● WRITTEN REQUEST:
All of the entries must be reproduced exactly, with no images carried over.

-- START OF INFORMATION GIVEN --

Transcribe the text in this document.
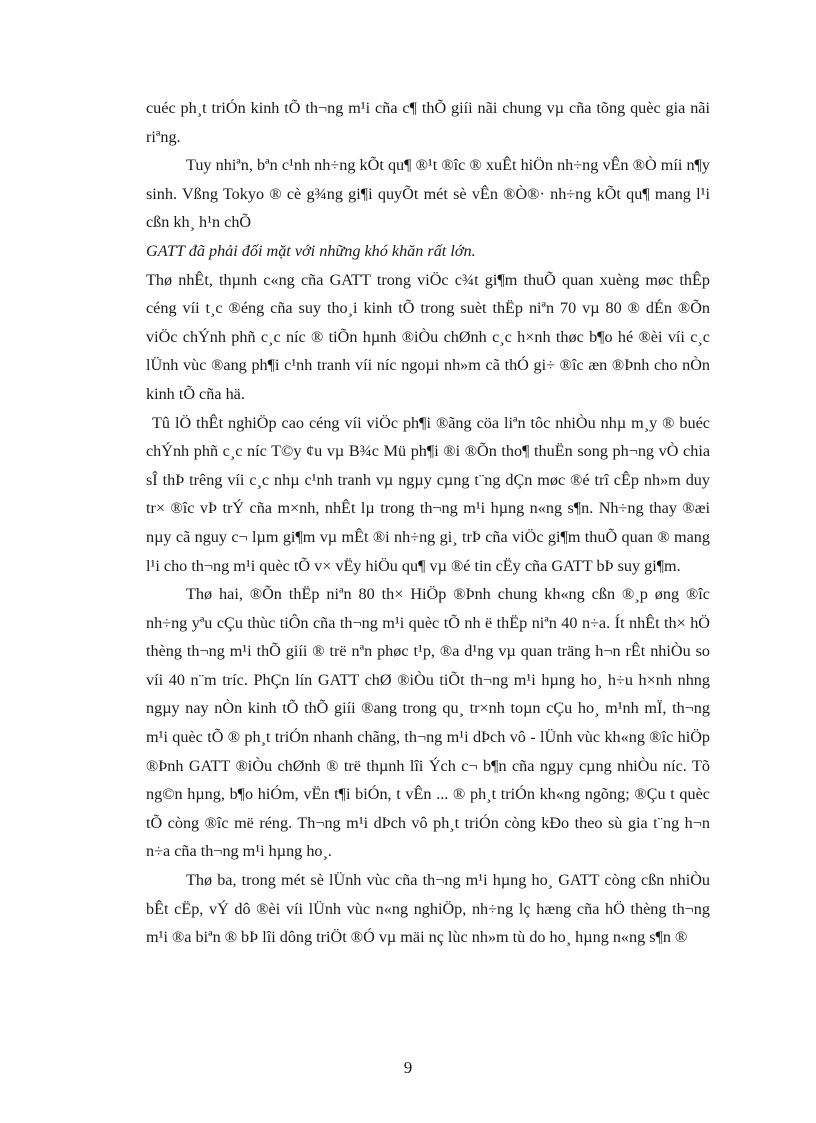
cuéc ph¸t triÓn kinh tÕ th¬ng m¹i cña c¶ thÕ giíi nãi chung vµ cña tõng quèc gia nãi riªng.

Tuy nhiªn, bªn c¹nh nh÷ng kÕt qu¶ ®¹t ®îc ® xuÊt hiÖn nh÷ng vÊn ®Ò míi n¶y sinh. Vßng Tokyo ® cè g¾ng gi¶i quyÕt mét sè vÊn ®Ò®· nh÷ng kÕt qu¶ mang l¹i cßn kh¸ h¹n chÕ

GATT đã phải đối mặt với những khó khăn rất lớn.

Thø nhÊt, thµnh c«ng cña GATT trong viÖc c¾t gi¶m thuÕ quan xuèng møc thÊp céng víi t¸c ®éng cña suy tho¸i kinh tÕ trong suèt thËp niªn 70 vµ 80 ® dÉn ®Õn viÖc chÝnh phñ c¸c níc ® tiÕn hµnh ®iÒu chØnh c¸c h×nh thøc b¶o hé ®èi víi c¸c lÜnh vùc ®ang ph¶i c¹nh tranh víi níc ngoµi nh»m cã thÓ gi÷ ®îc æn ®Þnh cho nÒn kinh tÕ cña hä.

Tû lÖ thÊt nghiÖp cao céng víi viÖc ph¶i ®ãng cöa liªn tôc nhiÒu nhµ m¸y ® buéc chÝnh phñ c¸c níc T©y ¢u vµ B¾c Mü ph¶i ®i ®Õn tho¶ thuËn song ph¬ng vÒ chia sÎ thÞ trêng víi c¸c nhµ c¹nh tranh vµ ngµy cµng t¨ng dÇn møc ®é trî cÊp nh»m duy tr× ®îc vÞ trÝ cña m×nh, nhÊt lµ trong th¬ng m¹i hµng n«ng s¶n. Nh÷ng thay ®æi nµy cã nguy c¬ lµm gi¶m vµ mÊt ®i nh÷ng gi¸ trÞ cña viÖc gi¶m thuÕ quan ® mang l¹i cho th¬ng m¹i quèc tÕ v× vËy hiÖu qu¶ vµ ®é tin cËy cña GATT bÞ suy gi¶m.

Thø hai, ®Õn thËp niªn 80 th× HiÖp ®Þnh chung kh«ng cßn ®¸p øng ®îc nh÷ng yªu cÇu thùc tiÔn cña th¬ng m¹i quèc tÕ nh ë thËp niªn 40 n÷a. Ít nhÊt th× hÖ thèng th¬ng m¹i thÕ giíi ® trë nªn phøc t¹p, ®a d¹ng vµ quan träng h¬n rÊt nhiÒu so víi 40 n¨m tríc. PhÇn lín GATT chØ ®iÒu tiÕt th¬ng m¹i hµng ho¸ h÷u h×nh nhng ngµy nay nÒn kinh tÕ thÕ giíi ®ang trong qu¸ tr×nh toµn cÇu ho¸ m¹nh mÏ, th¬ng m¹i quèc tÕ ® ph¸t triÓn nhanh chãng, th¬ng m¹i dÞch vô - lÜnh vùc kh«ng ®îc hiÖp ®Þnh GATT ®iÒu chØnh ® trë thµnh lîi Ých c¬ b¶n cña ngµy cµng nhiÒu níc. Tõ ng©n hµng, b¶o hiÓm, vËn t¶i biÓn, t vÊn ... ® ph¸t triÓn kh«ng ngõng; ®Çu t quèc tÕ còng ®îc më réng. Th¬ng m¹i dÞch vô ph¸t triÓn còng kÐo theo sù gia t¨ng h¬n n÷a cña th¬ng m¹i hµng ho¸.

Thø ba, trong mét sè lÜnh vùc cña th¬ng m¹i hµng ho¸ GATT còng cßn nhiÒu bÊt cËp, vÝ dô ®èi víi lÜnh vùc n«ng nghiÖp, nh÷ng lç hæng cña hÖ thèng th¬ng m¹i ®a biªn ® bÞ lîi dông triÖt ®Ó vµ mäi nç lùc nh»m tù do ho¸ hµng n«ng s¶n ®

9
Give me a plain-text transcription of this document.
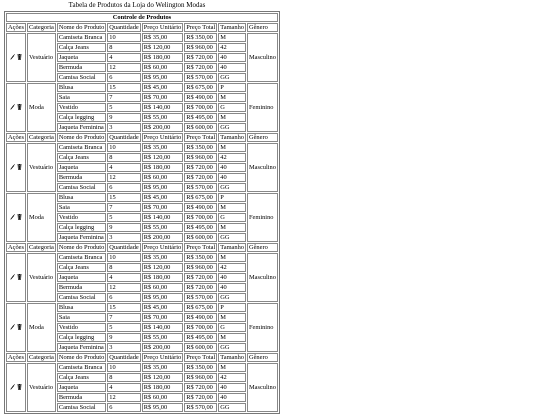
Tabela de Produtos da Loja do Welington Modas
Controle de Produtos							
Ações	Categoria	Nome do Produto	Quantidade	Preço Unitário	Preço Total	Tamanho	Gênero

	Vestuário	Camiseta Branca	10	R$ 35,00	R$ 350,00	M	Masculino
		Calça Jeans	8	R$ 120,00	R$ 960,00	42	
		Jaqueta	4	R$ 180,00	R$ 720,00	40	
		Bermuda	12	R$ 60,00	R$ 720,00	40	
		Camisa Social	6	R$ 95,00	R$ 570,00	GG	

	Moda	Blusa	15	R$ 45,00	R$ 675,00	P	Feminino
		Saia	7	R$ 70,00	R$ 490,00	M	
		Vestido	5	R$ 140,00	R$ 700,00	G	
		Calça legging	9	R$ 55,00	R$ 495,00	M	
		Jaqueta Feminina	3	R$ 200,00	R$ 600,00	GG	
Ações	Categoria	Nome do Produto	Quantidade	Preço Unitário	Preço Total	Tamanho	Gênero

	Vestuário	Camiseta Branca	10	R$ 35,00	R$ 350,00	M	Masculino
		Calça Jeans	8	R$ 120,00	R$ 960,00	42	
		Jaqueta	4	R$ 180,00	R$ 720,00	40	
		Bermuda	12	R$ 60,00	R$ 720,00	40	
		Camisa Social	6	R$ 95,00	R$ 570,00	GG	

	Moda	Blusa	15	R$ 45,00	R$ 675,00	P	Feminino
		Saia	7	R$ 70,00	R$ 490,00	M	
		Vestido	5	R$ 140,00	R$ 700,00	G	
		Calça legging	9	R$ 55,00	R$ 495,00	M	
		Jaqueta Feminina	3	R$ 200,00	R$ 600,00	GG	
Ações	Categoria	Nome do Produto	Quantidade	Preço Unitário	Preço Total	Tamanho	Gênero

	Vestuário	Camiseta Branca	10	R$ 35,00	R$ 350,00	M	Masculino
		Calça Jeans	8	R$ 120,00	R$ 960,00	42	
		Jaqueta	4	R$ 180,00	R$ 720,00	40	
		Bermuda	12	R$ 60,00	R$ 720,00	40	
		Camisa Social	6	R$ 95,00	R$ 570,00	GG	

	Moda	Blusa	15	R$ 45,00	R$ 675,00	P	Feminino
		Saia	7	R$ 70,00	R$ 490,00	M	
		Vestido	5	R$ 140,00	R$ 700,00	G	
		Calça legging	9	R$ 55,00	R$ 495,00	M	
		Jaqueta Feminina	3	R$ 200,00	R$ 600,00	GG	
Ações	Categoria	Nome do Produto	Quantidade	Preço Unitário	Preço Total	Tamanho	Gênero

	Vestuário	Camiseta Branca	10	R$ 35,00	R$ 350,00	M	Masculino
		Calça Jeans	8	R$ 120,00	R$ 960,00	42	
		Jaqueta	4	R$ 180,00	R$ 720,00	40	
		Bermuda	12	R$ 60,00	R$ 720,00	40	
		Camisa Social	6	R$ 95,00	R$ 570,00	GG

-- END OF INFORMATION GIVEN --

● THE REPLY:
Transcribe the text in this document.
cuéc ph¸t triÓn kinh tÕ th¬ng m¹i cña c¶ thÕ giíi nãi chung vµ cña tõng quèc gia nãi riªng.

Tuy nhiªn, bªn c¹nh nh÷ng kÕt qu¶ ®¹t ®îc ® xuÊt hiÖn nh÷ng vÊn ®Ò míi n¶y sinh. Vßng Tokyo ® cè g¾ng gi¶i quyÕt mét sè vÊn ®Ò®· nh÷ng kÕt qu¶ mang l¹i cßn kh¸ h¹n chÕ

GATT đã phải đối mặt với những khó khăn rất lớn.

Thø nhÊt, thµnh c«ng cña GATT trong viÖc c¾t gi¶m thuÕ quan xuèng møc thÊp céng víi t¸c ®éng cña suy tho¸i kinh tÕ trong suèt thËp niªn 70 vµ 80 ® dÉn ®Õn viÖc chÝnh phñ c¸c níc ® tiÕn hµnh ®iÒu chØnh c¸c h×nh thøc b¶o hé ®èi víi c¸c lÜnh vùc ®ang ph¶i c¹nh tranh víi níc ngoµi nh»m cã thÓ gi÷ ®îc æn ®Þnh cho nÒn kinh tÕ cña hä.

Tû lÖ thÊt nghiÖp cao céng víi viÖc ph¶i ®ãng cöa liªn tôc nhiÒu nhµ m¸y ® buéc chÝnh phñ c¸c níc T©y ¢u vµ B¾c Mü ph¶i ®i ®Õn tho¶ thuËn song ph¬ng vÒ chia sÎ thÞ trêng víi c¸c nhµ c¹nh tranh vµ ngµy cµng t¨ng dÇn møc ®é trî cÊp nh»m duy tr× ®îc vÞ trÝ cña m×nh, nhÊt lµ trong th¬ng m¹i hµng n«ng s¶n. Nh÷ng thay ®æi nµy cã nguy c¬ lµm gi¶m vµ mÊt ®i nh÷ng gi¸ trÞ cña viÖc gi¶m thuÕ quan ® mang l¹i cho th¬ng m¹i quèc tÕ v× vËy hiÖu qu¶ vµ ®é tin cËy cña GATT bÞ suy gi¶m.

Thø hai, ®Õn thËp niªn 80 th× HiÖp ®Þnh chung kh«ng cßn ®¸p øng ®îc nh÷ng yªu cÇu thùc tiÔn cña th¬ng m¹i quèc tÕ nh ë thËp niªn 40 n÷a. Ít nhÊt th× hÖ thèng th¬ng m¹i thÕ giíi ® trë nªn phøc t¹p, ®a d¹ng vµ quan träng h¬n rÊt nhiÒu so víi 40 n¨m tríc. PhÇn lín GATT chØ ®iÒu tiÕt th¬ng m¹i hµng ho¸ h÷u h×nh nhng ngµy nay nÒn kinh tÕ thÕ giíi ®ang trong qu¸ tr×nh toµn cÇu ho¸ m¹nh mÏ, th¬ng m¹i quèc tÕ ® ph¸t triÓn nhanh chãng, th¬ng m¹i dÞch vô - lÜnh vùc kh«ng ®îc hiÖp ®Þnh GATT ®iÒu chØnh ® trë thµnh lîi Ých c¬ b¶n cña ngµy cµng nhiÒu níc. Tõ ng©n hµng, b¶o hiÓm, vËn t¶i biÓn, t vÊn ... ® ph¸t triÓn kh«ng ngõng; ®Çu t quèc tÕ còng ®îc më réng. Th¬ng m¹i dÞch vô ph¸t triÓn còng kÐo theo sù gia t¨ng h¬n n÷a cña th¬ng m¹i hµng ho¸.

Thø ba, trong mét sè lÜnh vùc cña th¬ng m¹i hµng ho¸ GATT còng cßn nhiÒu bÊt cËp, vÝ dô ®èi víi lÜnh vùc n«ng nghiÖp, nh÷ng lç hæng cña hÖ thèng th¬ng m¹i ®a biªn ® bÞ lîi dông triÖt ®Ó vµ mäi nç lùc nh»m tù do ho¸ hµng n«ng s¶n ®

9
Give me a plain-text transcription of this document.
Tabela de Produtos da Loja do Welington Modas
Controle de Produtos							
Ações	Categoria	Nome do Produto	Quantidade	Preço Unitário	Preço Total	Tamanho	Gênero

	Vestuário	Camiseta Branca	10	R$ 35,00	R$ 350,00	M	Masculino
		Calça Jeans	8	R$ 120,00	R$ 960,00	42	
		Jaqueta	4	R$ 180,00	R$ 720,00	40	
		Bermuda	12	R$ 60,00	R$ 720,00	40	
		Camisa Social	6	R$ 95,00	R$ 570,00	GG	

	Moda	Blusa	15	R$ 45,00	R$ 675,00	P	Feminino
		Saia	7	R$ 70,00	R$ 490,00	M	
		Vestido	5	R$ 140,00	R$ 700,00	G	
		Calça legging	9	R$ 55,00	R$ 495,00	M	
		Jaqueta Feminina	3	R$ 200,00	R$ 600,00	GG	
Ações	Categoria	Nome do Produto	Quantidade	Preço Unitário	Preço Total	Tamanho	Gênero

	Vestuário	Camiseta Branca	10	R$ 35,00	R$ 350,00	M	Masculino
		Calça Jeans	8	R$ 120,00	R$ 960,00	42	
		Jaqueta	4	R$ 180,00	R$ 720,00	40	
		Bermuda	12	R$ 60,00	R$ 720,00	40	
		Camisa Social	6	R$ 95,00	R$ 570,00	GG	

	Moda	Blusa	15	R$ 45,00	R$ 675,00	P	Feminino
		Saia	7	R$ 70,00	R$ 490,00	M	
		Vestido	5	R$ 140,00	R$ 700,00	G	
		Calça legging	9	R$ 55,00	R$ 495,00	M	
		Jaqueta Feminina	3	R$ 200,00	R$ 600,00	GG	
Ações	Categoria	Nome do Produto	Quantidade	Preço Unitário	Preço Total	Tamanho	Gênero

	Vestuário	Camiseta Branca	10	R$ 35,00	R$ 350,00	M	Masculino
		Calça Jeans	8	R$ 120,00	R$ 960,00	42	
		Jaqueta	4	R$ 180,00	R$ 720,00	40	
		Bermuda	12	R$ 60,00	R$ 720,00	40	
		Camisa Social	6	R$ 95,00	R$ 570,00	GG	

	Moda	Blusa	15	R$ 45,00	R$ 675,00	P	Feminino
		Saia	7	R$ 70,00	R$ 490,00	M	
		Vestido	5	R$ 140,00	R$ 700,00	G	
		Calça legging	9	R$ 55,00	R$ 495,00	M	
		Jaqueta Feminina	3	R$ 200,00	R$ 600,00	GG	
Ações	Categoria	Nome do Produto	Quantidade	Preço Unitário	Preço Total	Tamanho	Gênero

	Vestuário	Camiseta Branca	10	R$ 35,00	R$ 350,00	M	Masculino
		Calça Jeans	8	R$ 120,00	R$ 960,00	42	
		Jaqueta	4	R$ 180,00	R$ 720,00	40	
		Bermuda	12	R$ 60,00	R$ 720,00	40	
		Camisa Social	6	R$ 95,00	R$ 570,00	GG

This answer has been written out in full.